**INPUT ROWS**
===============

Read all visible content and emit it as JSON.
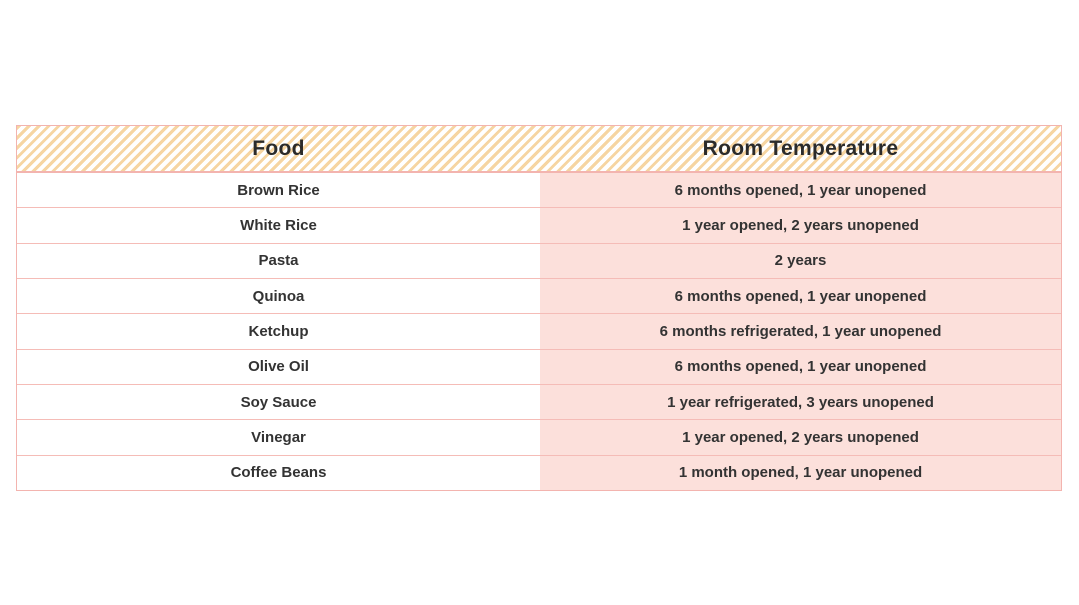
{
  "page": {
    "background_color": "#ffffff"
  },
  "table": {
    "columns": [
      {
        "label": "Food"
      },
      {
        "label": "Room Temperature"
      }
    ],
    "rows": [
      {
        "food": "Brown Rice",
        "room_temperature": "6 months opened, 1 year unopened"
      },
      {
        "food": "White Rice",
        "room_temperature": "1 year opened, 2 years unopened"
      },
      {
        "food": "Pasta",
        "room_temperature": "2 years"
      },
      {
        "food": "Quinoa",
        "room_temperature": "6 months opened, 1 year unopened"
      },
      {
        "food": "Ketchup",
        "room_temperature": "6 months refrigerated, 1 year unopened"
      },
      {
        "food": "Olive Oil",
        "room_temperature": "6 months opened, 1 year unopened"
      },
      {
        "food": "Soy Sauce",
        "room_temperature": "1 year refrigerated, 3 years unopened"
      },
      {
        "food": "Vinegar",
        "room_temperature": "1 year opened, 2 years unopened"
      },
      {
        "food": "Coffee Beans",
        "room_temperature": "1 month opened, 1 year unopened"
      }
    ],
    "colors": {
      "header_stripe": "#f6d5a2",
      "header_text": "#2b2b2b",
      "cell_text": "#333333",
      "food_cell_background": "#ffffff",
      "room_temp_cell_background": "#fce0db",
      "border": "#f3b4af"
    }
  }
}
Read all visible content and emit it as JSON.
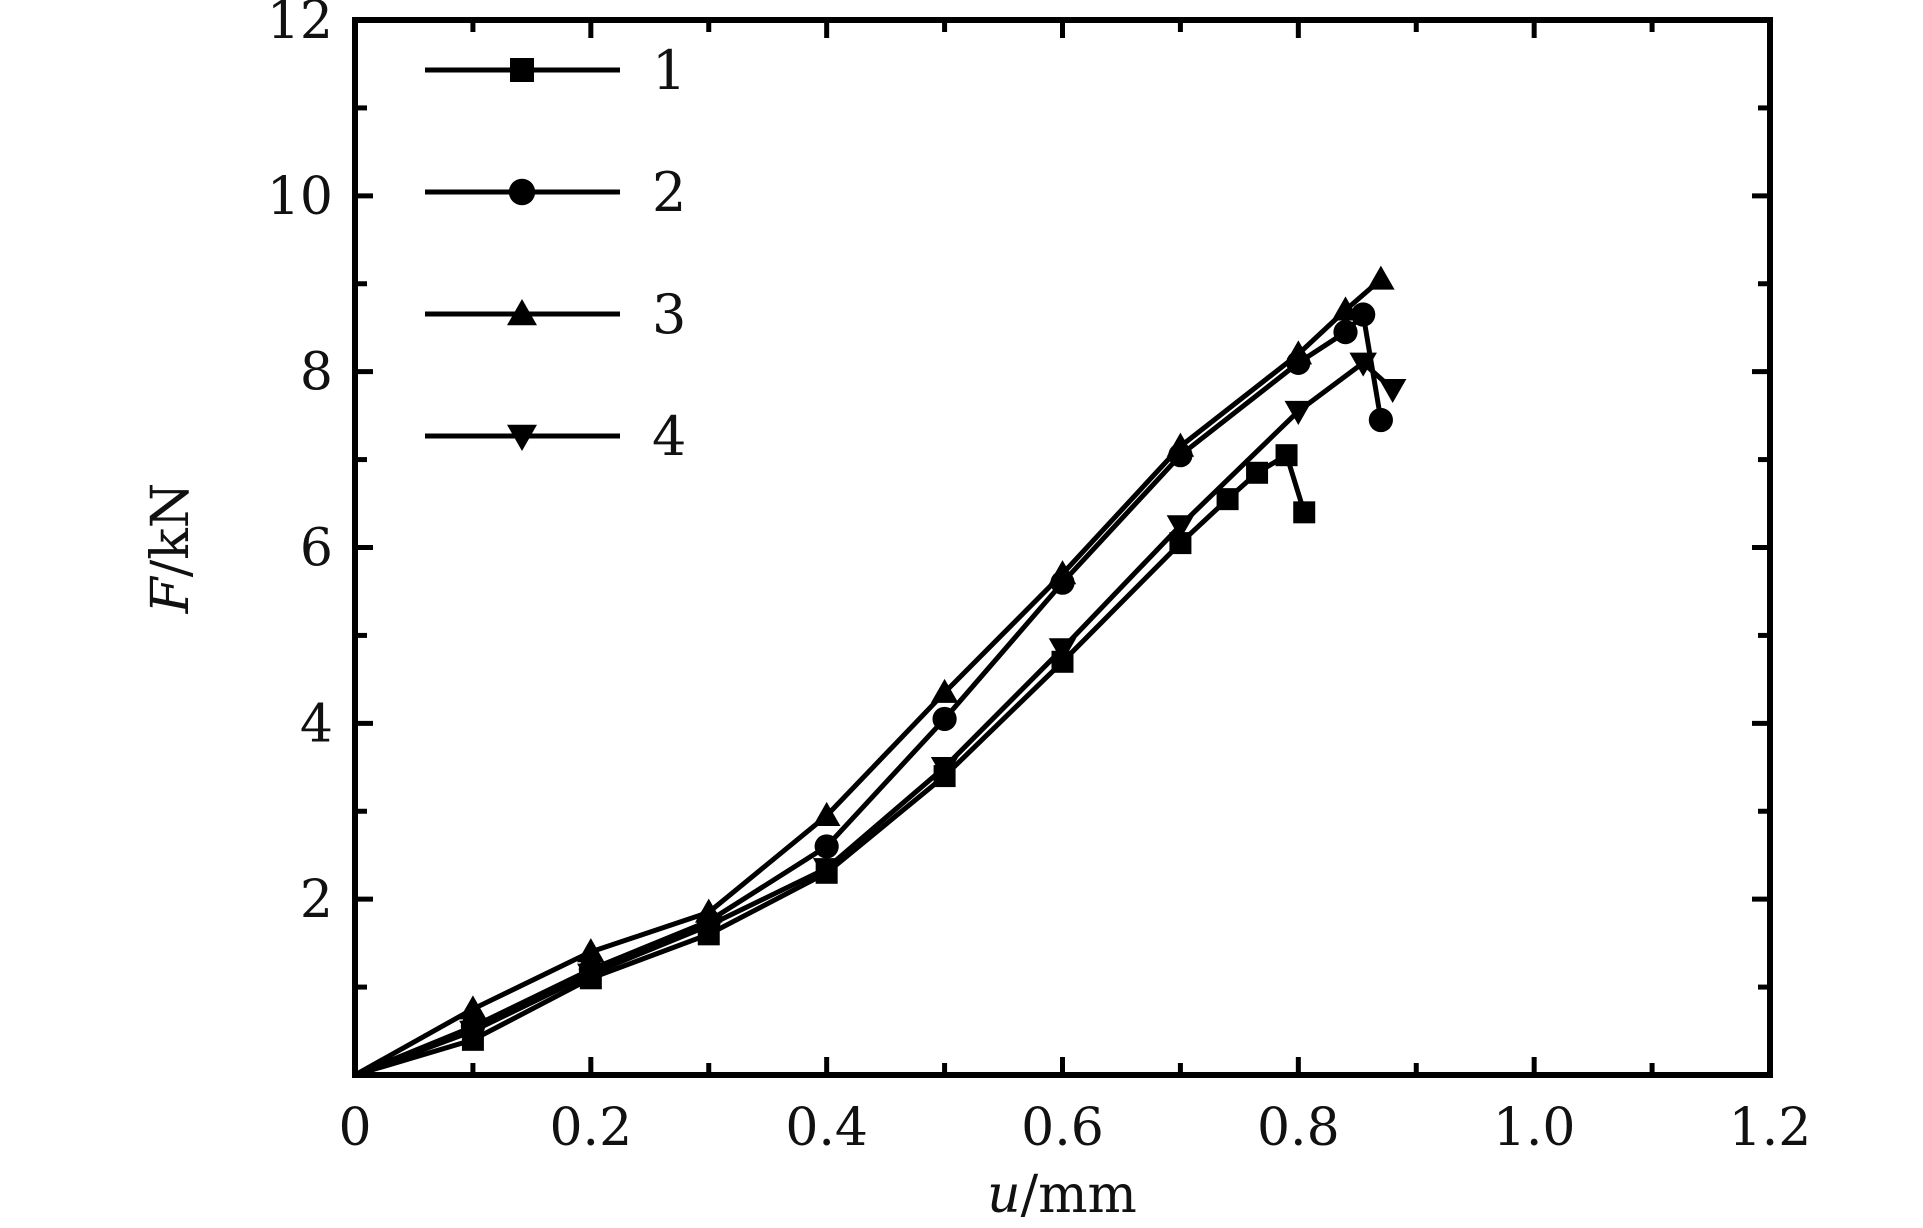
{
  "chart_data": {
    "type": "line",
    "xlabel_italic": "u",
    "xlabel_unit": "/mm",
    "ylabel_italic": "F",
    "ylabel_unit": "/kN",
    "xlim": [
      0,
      1.2
    ],
    "ylim": [
      0,
      12
    ],
    "x_ticks": [
      0,
      0.2,
      0.4,
      0.6,
      0.8,
      1.0,
      1.2
    ],
    "x_tick_labels": [
      "0",
      "0.2",
      "0.4",
      "0.6",
      "0.8",
      "1.0",
      "1.2"
    ],
    "y_ticks": [
      2,
      4,
      6,
      8,
      10,
      12
    ],
    "y_tick_labels": [
      "2",
      "4",
      "6",
      "8",
      "10",
      "12"
    ],
    "grid": false,
    "legend_position": "top-left",
    "series": [
      {
        "name": "1",
        "marker": "square",
        "x": [
          0,
          0.1,
          0.2,
          0.3,
          0.4,
          0.5,
          0.6,
          0.7,
          0.74,
          0.765,
          0.79,
          0.805
        ],
        "y": [
          0,
          0.4,
          1.1,
          1.6,
          2.3,
          3.4,
          4.7,
          6.05,
          6.55,
          6.85,
          7.05,
          6.4
        ]
      },
      {
        "name": "2",
        "marker": "circle",
        "x": [
          0,
          0.1,
          0.2,
          0.3,
          0.4,
          0.5,
          0.6,
          0.7,
          0.8,
          0.84,
          0.855,
          0.87
        ],
        "y": [
          0,
          0.55,
          1.2,
          1.75,
          2.6,
          4.05,
          5.6,
          7.05,
          8.1,
          8.45,
          8.65,
          7.45
        ]
      },
      {
        "name": "3",
        "marker": "triangle-up",
        "x": [
          0,
          0.1,
          0.2,
          0.3,
          0.4,
          0.5,
          0.6,
          0.7,
          0.8,
          0.84,
          0.87
        ],
        "y": [
          0,
          0.75,
          1.4,
          1.85,
          2.95,
          4.35,
          5.7,
          7.15,
          8.2,
          8.7,
          9.05
        ]
      },
      {
        "name": "4",
        "marker": "triangle-down",
        "x": [
          0,
          0.1,
          0.2,
          0.3,
          0.4,
          0.5,
          0.6,
          0.7,
          0.8,
          0.855,
          0.88
        ],
        "y": [
          0,
          0.5,
          1.15,
          1.7,
          2.35,
          3.5,
          4.85,
          6.25,
          7.55,
          8.1,
          7.8
        ]
      }
    ]
  }
}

===============

**GOAL**
Take every line from the data above that holds "triangle" and copy it out.

**EXERCISE SOLUTION**
        "marker": "triangle-up",
        "marker": "triangle-down",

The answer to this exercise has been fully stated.